THE EXERCISE | Output the data below in full, character for character.

(Dataset entries)
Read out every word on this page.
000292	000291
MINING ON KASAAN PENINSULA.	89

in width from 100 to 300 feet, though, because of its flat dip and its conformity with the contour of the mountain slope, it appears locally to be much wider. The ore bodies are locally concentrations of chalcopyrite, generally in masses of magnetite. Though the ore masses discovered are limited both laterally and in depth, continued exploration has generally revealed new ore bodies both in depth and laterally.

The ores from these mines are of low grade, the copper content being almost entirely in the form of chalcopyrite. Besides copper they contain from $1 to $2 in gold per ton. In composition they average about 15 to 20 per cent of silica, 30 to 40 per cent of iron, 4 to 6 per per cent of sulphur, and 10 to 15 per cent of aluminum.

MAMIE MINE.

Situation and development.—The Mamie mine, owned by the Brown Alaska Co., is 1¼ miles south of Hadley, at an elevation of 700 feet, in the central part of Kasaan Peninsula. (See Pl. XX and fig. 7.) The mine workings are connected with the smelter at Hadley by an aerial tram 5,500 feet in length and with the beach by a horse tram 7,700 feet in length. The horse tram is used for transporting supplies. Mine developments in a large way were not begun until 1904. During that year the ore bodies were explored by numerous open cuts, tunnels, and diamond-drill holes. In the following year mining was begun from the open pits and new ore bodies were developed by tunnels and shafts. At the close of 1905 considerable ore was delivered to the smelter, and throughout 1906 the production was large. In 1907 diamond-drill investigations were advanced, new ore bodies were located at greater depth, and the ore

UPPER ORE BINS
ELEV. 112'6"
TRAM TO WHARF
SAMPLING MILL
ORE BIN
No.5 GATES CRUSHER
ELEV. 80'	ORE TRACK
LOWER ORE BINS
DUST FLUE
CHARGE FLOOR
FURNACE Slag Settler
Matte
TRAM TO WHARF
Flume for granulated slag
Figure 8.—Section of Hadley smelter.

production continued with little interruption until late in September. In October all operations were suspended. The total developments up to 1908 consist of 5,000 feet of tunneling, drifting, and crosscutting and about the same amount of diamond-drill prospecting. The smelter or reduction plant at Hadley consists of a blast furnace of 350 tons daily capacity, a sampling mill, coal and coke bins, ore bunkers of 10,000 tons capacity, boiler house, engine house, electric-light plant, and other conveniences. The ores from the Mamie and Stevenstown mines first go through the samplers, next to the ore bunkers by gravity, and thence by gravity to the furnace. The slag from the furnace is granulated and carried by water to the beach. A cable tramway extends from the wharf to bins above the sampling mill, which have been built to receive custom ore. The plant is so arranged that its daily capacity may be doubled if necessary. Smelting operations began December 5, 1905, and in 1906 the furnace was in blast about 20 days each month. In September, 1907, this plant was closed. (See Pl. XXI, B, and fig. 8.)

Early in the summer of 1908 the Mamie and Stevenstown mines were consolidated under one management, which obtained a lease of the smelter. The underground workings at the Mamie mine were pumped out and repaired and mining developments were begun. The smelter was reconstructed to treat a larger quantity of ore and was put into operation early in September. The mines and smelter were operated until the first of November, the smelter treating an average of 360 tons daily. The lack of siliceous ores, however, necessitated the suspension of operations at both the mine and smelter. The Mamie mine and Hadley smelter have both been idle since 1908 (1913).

SOLUTION FOR THIS TASK |
Read out every word on this page.
000292	000291
MINING ON KASAAN PENINSULA.	89

in width from 100 to 300 feet, though, because of its flat dip and its conformity with the contour of the mountain slope, it appears locally to be much wider. The ore bodies are locally concentrations of chalcopyrite, generally in masses of magnetite. Though the ore masses discovered are limited both laterally and in depth, continued exploration has generally revealed new ore bodies both in depth and laterally.

The ores from these mines are of low grade, the copper content being almost entirely in the form of chalcopyrite. Besides copper they contain from $1 to $2 in gold per ton. In composition they average about 15 to 20 per cent of silica, 30 to 40 per cent of iron, 4 to 6 per per cent of sulphur, and 10 to 15 per cent of aluminum.

MAMIE MINE.

Situation and development.—The Mamie mine, owned by the Brown Alaska Co., is 1¼ miles south of Hadley, at an elevation of 700 feet, in the central part of Kasaan Peninsula. (See Pl. XX and fig. 7.) The mine workings are connected with the smelter at Hadley by an aerial tram 5,500 feet in length and with the beach by a horse tram 7,700 feet in length. The horse tram is used for transporting supplies. Mine developments in a large way were not begun until 1904. During that year the ore bodies were explored by numerous open cuts, tunnels, and diamond-drill holes. In the following year mining was begun from the open pits and new ore bodies were developed by tunnels and shafts. At the close of 1905 considerable ore was delivered to the smelter, and throughout 1906 the production was large. In 1907 diamond-drill investigations were advanced, new ore bodies were located at greater depth, and the ore

UPPER ORE BINS
ELEV. 112'6"
TRAM TO WHARF
SAMPLING MILL
ORE BIN
No.5 GATES CRUSHER
ELEV. 80'	ORE TRACK
LOWER ORE BINS
DUST FLUE
CHARGE FLOOR
FURNACE Slag Settler
Matte
TRAM TO WHARF
Flume for granulated slag
Figure 8.—Section of Hadley smelter.

production continued with little interruption until late in September. In October all operations were suspended. The total developments up to 1908 consist of 5,000 feet of tunneling, drifting, and crosscutting and about the same amount of diamond-drill prospecting. The smelter or reduction plant at Hadley consists of a blast furnace of 350 tons daily capacity, a sampling mill, coal and coke bins, ore bunkers of 10,000 tons capacity, boiler house, engine house, electric-light plant, and other conveniences. The ores from the Mamie and Stevenstown mines first go through the samplers, next to the ore bunkers by gravity, and thence by gravity to the furnace. The slag from the furnace is granulated and carried by water to the beach. A cable tramway extends from the wharf to bins above the sampling mill, which have been built to receive custom ore. The plant is so arranged that its daily capacity may be doubled if necessary. Smelting operations began December 5, 1905, and in 1906 the furnace was in blast about 20 days each month. In September, 1907, this plant was closed. (See Pl. XXI, B, and fig. 8.)

Early in the summer of 1908 the Mamie and Stevenstown mines were consolidated under one management, which obtained a lease of the smelter. The underground workings at the Mamie mine were pumped out and repaired and mining developments were begun. The smelter was reconstructed to treat a larger quantity of ore and was put into operation early in September. The mines and smelter were operated until the first of November, the smelter treating an average of 360 tons daily. The lack of siliceous ores, however, necessitated the suspension of operations at both the mine and smelter. The Mamie mine and Hadley smelter have both been idle since 1908 (1913).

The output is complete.